■ **What the task requires**
Check each line of the material. Copy those containing "TradingView".

■ **Provided data**
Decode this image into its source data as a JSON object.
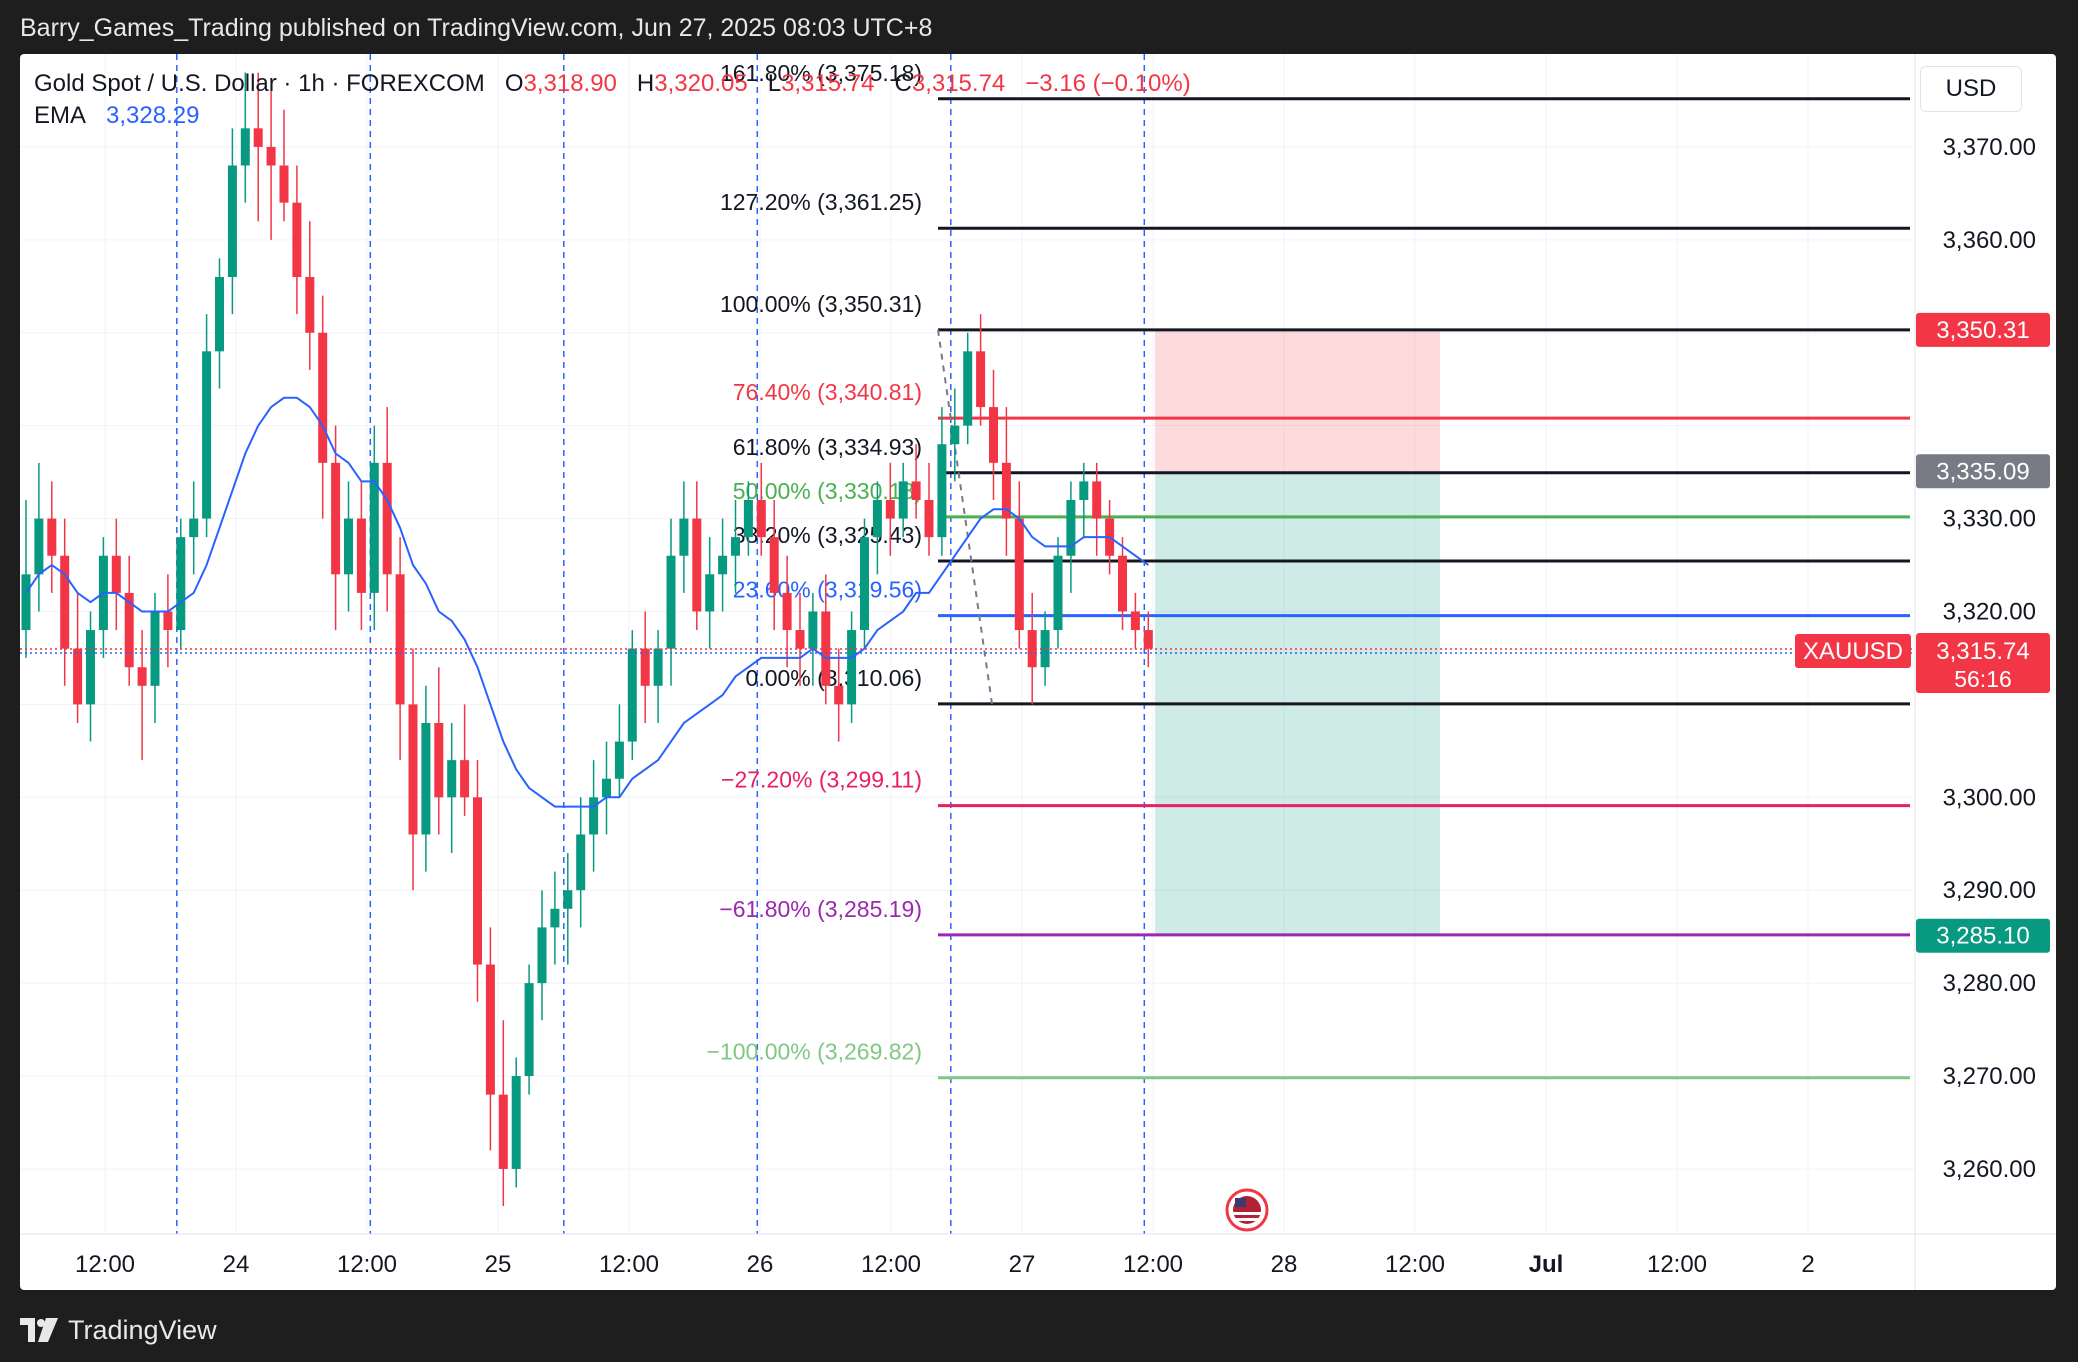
{
  "header": {
    "publisher_line": "Barry_Games_Trading published on TradingView.com, Jun 27, 2025 08:03 UTC+8"
  },
  "legend": {
    "symbol": "Gold Spot / U.S. Dollar · 1h · FOREXCOM",
    "o_label": "O",
    "o_value": "3,318.90",
    "h_label": "H",
    "h_value": "3,320.05",
    "l_label": "L",
    "l_value": "3,315.74",
    "c_label": "C",
    "c_value": "3,315.74",
    "change": "−3.16 (−0.10%)",
    "ema_label": "EMA",
    "ema_value": "3,328.29"
  },
  "currency_button": "USD",
  "footer": {
    "brand": "TradingView"
  },
  "colors": {
    "up": "#089981",
    "down": "#f23645",
    "ema": "#2962ff",
    "grid": "#f0f3fa",
    "vline": "#2962ff",
    "short_loss": "#f23645",
    "short_profit": "#089981"
  },
  "chart_data": {
    "type": "candlestick",
    "symbol": "XAUUSD",
    "timeframe": "1h",
    "y_range": [
      3253,
      3380
    ],
    "y_ticks": [
      "3,370.00",
      "3,360.00",
      "3,330.00",
      "3,320.00",
      "3,300.00",
      "3,290.00",
      "3,280.00",
      "3,270.00",
      "3,260.00"
    ],
    "y_tick_values": [
      3370,
      3360,
      3330,
      3320,
      3300,
      3290,
      3280,
      3270,
      3260
    ],
    "x_ticks": [
      "12:00",
      "24",
      "12:00",
      "25",
      "12:00",
      "26",
      "12:00",
      "27",
      "12:00",
      "28",
      "12:00",
      "Jul",
      "12:00",
      "2"
    ],
    "price_labels": [
      {
        "value": 3350.31,
        "text": "3,350.31",
        "color": "#f23645"
      },
      {
        "value": 3335.09,
        "text": "3,335.09",
        "color": "#787b86"
      },
      {
        "value": 3285.1,
        "text": "3,285.10",
        "color": "#089981"
      }
    ],
    "last_price": {
      "value": 3315.74,
      "text": "3,315.74",
      "symbol_label": "XAUUSD",
      "countdown": "56:16"
    },
    "fib_levels": [
      {
        "label": "161.80% (3,375.18)",
        "value": 3375.18,
        "color": "#131722",
        "text_color": "#131722"
      },
      {
        "label": "127.20% (3,361.25)",
        "value": 3361.25,
        "color": "#131722",
        "text_color": "#131722"
      },
      {
        "label": "100.00% (3,350.31)",
        "value": 3350.31,
        "color": "#131722",
        "text_color": "#131722"
      },
      {
        "label": "76.40% (3,340.81)",
        "value": 3340.81,
        "color": "#f23645",
        "text_color": "#f23645"
      },
      {
        "label": "61.80% (3,334.93)",
        "value": 3334.93,
        "color": "#131722",
        "text_color": "#131722"
      },
      {
        "label": "50.00% (3,330.18)",
        "value": 3330.18,
        "color": "#4caf50",
        "text_color": "#4caf50"
      },
      {
        "label": "38.20% (3,325.43)",
        "value": 3325.43,
        "color": "#131722",
        "text_color": "#131722"
      },
      {
        "label": "23.60% (3,319.56)",
        "value": 3319.56,
        "color": "#2962ff",
        "text_color": "#2962ff"
      },
      {
        "label": "0.00% (3,310.06)",
        "value": 3310.06,
        "color": "#131722",
        "text_color": "#131722"
      },
      {
        "label": "−27.20% (3,299.11)",
        "value": 3299.11,
        "color": "#e91e63",
        "text_color": "#e91e63"
      },
      {
        "label": "−61.80% (3,285.19)",
        "value": 3285.19,
        "color": "#9c27b0",
        "text_color": "#9c27b0"
      },
      {
        "label": "−100.00% (3,269.82)",
        "value": 3269.82,
        "color": "#81c784",
        "text_color": "#81c784"
      }
    ],
    "position": {
      "type": "short",
      "stop": 3350.31,
      "entry": 3335.09,
      "target": 3285.1
    },
    "ohlc": [
      [
        3318,
        3332,
        3315,
        3324
      ],
      [
        3324,
        3336,
        3320,
        3330
      ],
      [
        3330,
        3334,
        3322,
        3326
      ],
      [
        3326,
        3330,
        3312,
        3316
      ],
      [
        3316,
        3322,
        3308,
        3310
      ],
      [
        3310,
        3320,
        3306,
        3318
      ],
      [
        3318,
        3328,
        3315,
        3326
      ],
      [
        3326,
        3330,
        3318,
        3322
      ],
      [
        3322,
        3326,
        3312,
        3314
      ],
      [
        3314,
        3318,
        3304,
        3312
      ],
      [
        3312,
        3322,
        3308,
        3320
      ],
      [
        3320,
        3324,
        3314,
        3318
      ],
      [
        3318,
        3330,
        3316,
        3328
      ],
      [
        3328,
        3334,
        3324,
        3330
      ],
      [
        3330,
        3352,
        3328,
        3348
      ],
      [
        3348,
        3358,
        3344,
        3356
      ],
      [
        3356,
        3372,
        3352,
        3368
      ],
      [
        3368,
        3378,
        3364,
        3372
      ],
      [
        3372,
        3378,
        3362,
        3370
      ],
      [
        3370,
        3376,
        3360,
        3368
      ],
      [
        3368,
        3374,
        3362,
        3364
      ],
      [
        3364,
        3368,
        3352,
        3356
      ],
      [
        3356,
        3362,
        3346,
        3350
      ],
      [
        3350,
        3354,
        3330,
        3336
      ],
      [
        3336,
        3340,
        3318,
        3324
      ],
      [
        3324,
        3334,
        3320,
        3330
      ],
      [
        3330,
        3334,
        3318,
        3322
      ],
      [
        3322,
        3340,
        3318,
        3336
      ],
      [
        3336,
        3342,
        3320,
        3324
      ],
      [
        3324,
        3328,
        3304,
        3310
      ],
      [
        3310,
        3316,
        3290,
        3296
      ],
      [
        3296,
        3312,
        3292,
        3308
      ],
      [
        3308,
        3314,
        3296,
        3300
      ],
      [
        3300,
        3308,
        3294,
        3304
      ],
      [
        3304,
        3310,
        3298,
        3300
      ],
      [
        3300,
        3304,
        3278,
        3282
      ],
      [
        3282,
        3286,
        3262,
        3268
      ],
      [
        3268,
        3276,
        3256,
        3260
      ],
      [
        3260,
        3272,
        3258,
        3270
      ],
      [
        3270,
        3282,
        3268,
        3280
      ],
      [
        3280,
        3290,
        3276,
        3286
      ],
      [
        3286,
        3292,
        3282,
        3288
      ],
      [
        3288,
        3294,
        3282,
        3290
      ],
      [
        3290,
        3300,
        3286,
        3296
      ],
      [
        3296,
        3304,
        3292,
        3300
      ],
      [
        3300,
        3306,
        3296,
        3302
      ],
      [
        3302,
        3310,
        3300,
        3306
      ],
      [
        3306,
        3318,
        3304,
        3316
      ],
      [
        3316,
        3320,
        3308,
        3312
      ],
      [
        3312,
        3318,
        3308,
        3316
      ],
      [
        3316,
        3330,
        3312,
        3326
      ],
      [
        3326,
        3334,
        3322,
        3330
      ],
      [
        3330,
        3334,
        3318,
        3320
      ],
      [
        3320,
        3328,
        3316,
        3324
      ],
      [
        3324,
        3330,
        3320,
        3326
      ],
      [
        3326,
        3332,
        3322,
        3328
      ],
      [
        3328,
        3334,
        3326,
        3332
      ],
      [
        3332,
        3336,
        3326,
        3328
      ],
      [
        3328,
        3332,
        3318,
        3322
      ],
      [
        3322,
        3326,
        3314,
        3318
      ],
      [
        3318,
        3322,
        3312,
        3316
      ],
      [
        3316,
        3322,
        3312,
        3320
      ],
      [
        3320,
        3324,
        3310,
        3312
      ],
      [
        3312,
        3316,
        3306,
        3310
      ],
      [
        3310,
        3320,
        3308,
        3318
      ],
      [
        3318,
        3330,
        3316,
        3328
      ],
      [
        3328,
        3334,
        3324,
        3332
      ],
      [
        3332,
        3336,
        3326,
        3330
      ],
      [
        3330,
        3336,
        3328,
        3334
      ],
      [
        3334,
        3338,
        3330,
        3332
      ],
      [
        3332,
        3336,
        3326,
        3328
      ],
      [
        3328,
        3342,
        3326,
        3338
      ],
      [
        3338,
        3344,
        3334,
        3340
      ],
      [
        3340,
        3350,
        3338,
        3348
      ],
      [
        3348,
        3352,
        3340,
        3342
      ],
      [
        3342,
        3346,
        3332,
        3336
      ],
      [
        3336,
        3342,
        3326,
        3330
      ],
      [
        3330,
        3334,
        3316,
        3318
      ],
      [
        3318,
        3322,
        3310,
        3314
      ],
      [
        3314,
        3320,
        3312,
        3318
      ],
      [
        3318,
        3328,
        3316,
        3326
      ],
      [
        3326,
        3334,
        3322,
        3332
      ],
      [
        3332,
        3336,
        3328,
        3334
      ],
      [
        3334,
        3336,
        3326,
        3330
      ],
      [
        3330,
        3332,
        3324,
        3326
      ],
      [
        3326,
        3328,
        3318,
        3320
      ],
      [
        3320,
        3322,
        3316,
        3318
      ],
      [
        3318,
        3320,
        3314,
        3316
      ]
    ],
    "ema": [
      3322,
      3324,
      3325,
      3324,
      3322,
      3321,
      3322,
      3322,
      3321,
      3320,
      3320,
      3320,
      3321,
      3322,
      3325,
      3329,
      3333,
      3337,
      3340,
      3342,
      3343,
      3343,
      3342,
      3340,
      3337,
      3336,
      3334,
      3334,
      3332,
      3329,
      3325,
      3323,
      3320,
      3319,
      3317,
      3314,
      3310,
      3306,
      3303,
      3301,
      3300,
      3299,
      3299,
      3299,
      3299,
      3300,
      3300,
      3302,
      3303,
      3304,
      3306,
      3308,
      3309,
      3310,
      3311,
      3313,
      3314,
      3315,
      3315,
      3315,
      3315,
      3316,
      3315,
      3315,
      3315,
      3316,
      3318,
      3319,
      3320,
      3322,
      3322,
      3324,
      3326,
      3328,
      3330,
      3331,
      3331,
      3330,
      3328,
      3327,
      3327,
      3327,
      3328,
      3328,
      3328,
      3327,
      3326,
      3325
    ],
    "swing_low_value": 3310.06,
    "swing_high_value": 3350.31
  }
}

■ **Written reply**
    "publisher_line": "Barry_Games_Trading published on TradingView.com, Jun 27, 2025 08:03 UTC+8"
    "brand": "TradingView"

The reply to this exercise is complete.